Task directions: What comes next in the piece below about rationalists and trusting intuition? Write the continuation, starting after its final sentence.

Selected excerpt:
..........

So I am turning it back on the scientists and rationalists. These tend to be people who like control and are wary of their own feelings. If they accepted the fact that others could trust their feelings and intuitions this would be threatening. If the universe had more sentience, this would be threatening. What if they are not the most intelligent creatures? What if intelligence comes in many different forms and their form is just one amongst many? How will they know when to trust their own intuitions?

And remember: those of us who believe in things you think are unreal are not all Bible thumpers or airheads staring into quartz all day long.

The universe is pulsing with life and intelligence.

Where did you get the idea it was mostly dead and dumb?

I'll bet you didn't get that idea via double blind lab testing and defense of your conclusions in front of peers.

It's your intuition. Or many it's something you were simply trained to think.

Last: You can see you assumptions because they are in the negative.

I'm done with this thread. There is a limit to how well rationalists respond to these ideas. Instead of actually doing some introspection about why they have their beliefs, why they need them and what ACTUALLY brought them to those beliefs, they tend to come at me with an attempt to win.

..........

Given entries:
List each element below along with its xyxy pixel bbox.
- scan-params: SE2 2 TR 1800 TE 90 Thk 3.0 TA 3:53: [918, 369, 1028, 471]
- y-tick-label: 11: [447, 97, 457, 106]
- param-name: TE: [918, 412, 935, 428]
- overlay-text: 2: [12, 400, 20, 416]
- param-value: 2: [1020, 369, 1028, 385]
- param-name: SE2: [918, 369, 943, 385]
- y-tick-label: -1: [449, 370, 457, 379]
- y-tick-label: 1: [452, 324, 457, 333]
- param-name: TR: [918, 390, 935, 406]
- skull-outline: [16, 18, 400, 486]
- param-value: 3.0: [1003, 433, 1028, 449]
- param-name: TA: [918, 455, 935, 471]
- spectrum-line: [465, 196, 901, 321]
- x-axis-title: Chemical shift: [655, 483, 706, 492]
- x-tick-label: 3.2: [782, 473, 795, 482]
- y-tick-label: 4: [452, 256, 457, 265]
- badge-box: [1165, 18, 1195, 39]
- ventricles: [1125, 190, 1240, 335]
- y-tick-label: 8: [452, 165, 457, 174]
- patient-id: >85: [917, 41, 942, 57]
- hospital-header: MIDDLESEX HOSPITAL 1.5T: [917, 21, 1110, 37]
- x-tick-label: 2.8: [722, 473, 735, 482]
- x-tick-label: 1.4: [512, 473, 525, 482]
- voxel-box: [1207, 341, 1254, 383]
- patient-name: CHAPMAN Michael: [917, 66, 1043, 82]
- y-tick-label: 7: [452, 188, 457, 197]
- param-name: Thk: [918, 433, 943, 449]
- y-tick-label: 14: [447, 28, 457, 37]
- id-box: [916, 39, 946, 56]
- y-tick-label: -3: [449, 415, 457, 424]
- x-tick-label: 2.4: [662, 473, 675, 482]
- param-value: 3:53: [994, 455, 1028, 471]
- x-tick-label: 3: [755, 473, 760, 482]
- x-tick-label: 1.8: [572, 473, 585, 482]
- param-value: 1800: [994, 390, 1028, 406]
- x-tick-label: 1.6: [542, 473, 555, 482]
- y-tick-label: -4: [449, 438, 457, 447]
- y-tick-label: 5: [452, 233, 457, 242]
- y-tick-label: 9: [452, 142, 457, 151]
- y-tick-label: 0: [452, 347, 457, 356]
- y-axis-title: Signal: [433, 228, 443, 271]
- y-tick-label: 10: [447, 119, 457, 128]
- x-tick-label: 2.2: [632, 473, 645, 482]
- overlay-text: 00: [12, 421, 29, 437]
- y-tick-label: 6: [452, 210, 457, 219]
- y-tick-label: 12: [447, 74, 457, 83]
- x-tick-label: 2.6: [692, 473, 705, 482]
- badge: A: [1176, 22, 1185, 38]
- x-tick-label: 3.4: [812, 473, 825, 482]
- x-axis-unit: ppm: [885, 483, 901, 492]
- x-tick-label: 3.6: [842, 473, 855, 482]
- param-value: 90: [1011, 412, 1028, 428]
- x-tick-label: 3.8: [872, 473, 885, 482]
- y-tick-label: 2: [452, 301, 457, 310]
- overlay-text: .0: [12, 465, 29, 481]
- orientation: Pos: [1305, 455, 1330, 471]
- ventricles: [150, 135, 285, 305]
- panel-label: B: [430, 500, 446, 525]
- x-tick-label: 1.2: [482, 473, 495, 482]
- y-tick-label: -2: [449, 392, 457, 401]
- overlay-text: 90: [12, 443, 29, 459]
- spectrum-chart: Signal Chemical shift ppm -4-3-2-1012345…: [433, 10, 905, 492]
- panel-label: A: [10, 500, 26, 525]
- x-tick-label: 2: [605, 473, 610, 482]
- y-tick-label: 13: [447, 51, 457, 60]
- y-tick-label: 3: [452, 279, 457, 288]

..........

Response below:
I have always listened and soul searched when rationalists argued with me. Actually spent significant time doing phenomenological work and introspection trying to see if their claims about why I believed what I believed was correct. I am starting to catch on that they are not as thorough. The beliefs are of a religious nature and winning is the issue.

And as long as they can play mental ping pong they can just postpone actually going into this issue as deeply as I have.

Not that I expect my pulling out with make this happen. But I see the ping pong for what it is.

I'd rather play the real game.

Take care.
 
It seem like the Religion forum is dominated by Monotheisms vs. Athiesm.

This is not a new trend, is as ancient as the polytheist beliefs. The only problem is that those whom refuse to believe in gods were either jailed or killed, this trend also continued when monotheism came to view, those who deny these dieties were excuted or jailed, their properties confiscated, their family excumunicated, the new trend is the freedom we now have to speak against such evil as monotheism! ;)


Thought I'd weigh in for a more nature based pantheism. When I use the word God I do not think of a transcendant being

Then why not call it nature? God implicates an transcendant entity.

I am considering everything God

God is a deadly virus?

I am deeply saddened by the attitudes of both the monotheists and the athiests (rationalists) when it comes to nature.

Truly you need to educate yourself a little further, it took a rational mind to understand nature, no wishfull thinking discovered the electric current runing through that computer you type your bs on, it took a hell of salesmen to sell the light bulb after Edison invented it, it took reason to endevour to the unknown space in a tin can, it has been the secularist minds that have advanced humanity to were it is today! Theist have merely been going against the trends of advancement, our advancement started with the Reneisance, and till this day it continues. How unfortunately though the every new gadget, every new theory, every new invention has to go through the scruntiny of those who aim to hold humanity back.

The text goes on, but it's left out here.